**STATED TASK**
Look for the string "requirements" and copy every line that has it.

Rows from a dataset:
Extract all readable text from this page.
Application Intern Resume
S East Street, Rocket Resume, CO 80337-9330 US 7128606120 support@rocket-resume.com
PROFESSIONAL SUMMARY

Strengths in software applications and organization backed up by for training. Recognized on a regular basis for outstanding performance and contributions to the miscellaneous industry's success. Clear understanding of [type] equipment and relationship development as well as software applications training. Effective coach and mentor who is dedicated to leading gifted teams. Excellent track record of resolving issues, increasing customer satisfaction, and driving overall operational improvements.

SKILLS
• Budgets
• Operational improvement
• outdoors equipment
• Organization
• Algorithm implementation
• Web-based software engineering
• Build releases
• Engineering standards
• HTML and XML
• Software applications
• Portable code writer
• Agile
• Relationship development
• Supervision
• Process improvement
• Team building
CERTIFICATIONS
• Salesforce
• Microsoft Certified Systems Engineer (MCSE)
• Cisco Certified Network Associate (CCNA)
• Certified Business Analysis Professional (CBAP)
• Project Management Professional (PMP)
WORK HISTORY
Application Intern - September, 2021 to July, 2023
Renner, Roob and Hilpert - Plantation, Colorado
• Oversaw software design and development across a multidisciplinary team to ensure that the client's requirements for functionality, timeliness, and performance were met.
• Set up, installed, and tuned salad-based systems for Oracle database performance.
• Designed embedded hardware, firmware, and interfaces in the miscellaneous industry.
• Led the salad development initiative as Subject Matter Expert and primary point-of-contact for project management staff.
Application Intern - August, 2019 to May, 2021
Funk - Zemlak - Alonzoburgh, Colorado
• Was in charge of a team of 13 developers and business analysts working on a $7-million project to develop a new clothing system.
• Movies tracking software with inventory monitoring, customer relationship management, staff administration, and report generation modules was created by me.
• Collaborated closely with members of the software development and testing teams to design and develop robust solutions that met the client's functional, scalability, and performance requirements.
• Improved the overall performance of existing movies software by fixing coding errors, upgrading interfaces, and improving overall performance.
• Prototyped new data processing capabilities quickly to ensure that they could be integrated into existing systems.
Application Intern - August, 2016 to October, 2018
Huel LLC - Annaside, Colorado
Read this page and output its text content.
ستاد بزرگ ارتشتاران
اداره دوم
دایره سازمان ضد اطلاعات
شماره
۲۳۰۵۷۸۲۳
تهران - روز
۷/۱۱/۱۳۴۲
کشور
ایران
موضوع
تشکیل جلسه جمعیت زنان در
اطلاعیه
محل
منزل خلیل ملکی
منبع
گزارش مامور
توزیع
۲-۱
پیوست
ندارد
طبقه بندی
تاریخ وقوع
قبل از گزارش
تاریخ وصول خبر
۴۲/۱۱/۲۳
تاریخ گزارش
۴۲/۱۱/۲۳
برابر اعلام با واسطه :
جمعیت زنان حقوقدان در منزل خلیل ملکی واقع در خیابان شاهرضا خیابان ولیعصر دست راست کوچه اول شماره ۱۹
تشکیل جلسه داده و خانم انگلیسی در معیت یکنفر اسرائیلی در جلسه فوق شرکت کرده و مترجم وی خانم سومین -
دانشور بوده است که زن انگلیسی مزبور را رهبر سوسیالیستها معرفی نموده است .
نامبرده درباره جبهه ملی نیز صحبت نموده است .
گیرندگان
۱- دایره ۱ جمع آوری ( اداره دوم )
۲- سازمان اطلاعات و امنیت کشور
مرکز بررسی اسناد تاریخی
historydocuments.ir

**REPLY**
• Oversaw software design and development across a multidisciplinary team to ensure that the client's requirements for functionality, timeliness, and performance were met.
• Collaborated closely with members of the software development and testing teams to design and develop robust solutions that met the client's functional, scalability, and performance requirements.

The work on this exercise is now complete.